Exercise objective:
Count the lines below that contain the word "this". Give only the number.

--- START OF Exercise materials ---

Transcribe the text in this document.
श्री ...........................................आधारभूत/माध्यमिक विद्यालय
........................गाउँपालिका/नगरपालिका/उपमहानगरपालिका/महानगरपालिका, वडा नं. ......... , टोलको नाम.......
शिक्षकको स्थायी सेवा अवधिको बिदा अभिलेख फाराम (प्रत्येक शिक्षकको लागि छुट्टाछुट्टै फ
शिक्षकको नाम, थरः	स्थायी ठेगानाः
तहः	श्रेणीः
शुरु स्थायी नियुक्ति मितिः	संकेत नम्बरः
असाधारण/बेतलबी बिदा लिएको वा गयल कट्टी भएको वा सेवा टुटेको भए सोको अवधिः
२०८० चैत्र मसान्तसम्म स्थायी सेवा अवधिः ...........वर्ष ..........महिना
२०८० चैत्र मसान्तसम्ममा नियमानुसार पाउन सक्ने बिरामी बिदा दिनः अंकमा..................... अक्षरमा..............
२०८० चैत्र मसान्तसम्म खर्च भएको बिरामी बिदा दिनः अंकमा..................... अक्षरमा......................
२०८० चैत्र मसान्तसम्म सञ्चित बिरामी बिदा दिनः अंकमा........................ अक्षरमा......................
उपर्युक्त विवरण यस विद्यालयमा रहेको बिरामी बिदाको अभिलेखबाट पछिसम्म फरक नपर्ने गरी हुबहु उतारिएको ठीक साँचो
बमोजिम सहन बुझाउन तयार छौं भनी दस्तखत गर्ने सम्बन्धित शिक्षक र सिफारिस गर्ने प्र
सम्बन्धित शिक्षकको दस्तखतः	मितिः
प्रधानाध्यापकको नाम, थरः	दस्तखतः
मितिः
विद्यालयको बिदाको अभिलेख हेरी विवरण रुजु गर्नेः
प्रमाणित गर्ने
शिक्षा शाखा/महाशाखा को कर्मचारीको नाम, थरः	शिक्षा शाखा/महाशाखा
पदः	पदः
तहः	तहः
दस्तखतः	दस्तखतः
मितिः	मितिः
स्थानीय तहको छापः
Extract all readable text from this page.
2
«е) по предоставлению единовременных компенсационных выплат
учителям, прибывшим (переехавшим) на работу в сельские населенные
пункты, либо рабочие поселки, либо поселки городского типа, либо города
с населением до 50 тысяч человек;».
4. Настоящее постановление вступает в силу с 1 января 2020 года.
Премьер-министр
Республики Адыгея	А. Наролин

--- END OF Exercise materials ---

The completed task:
2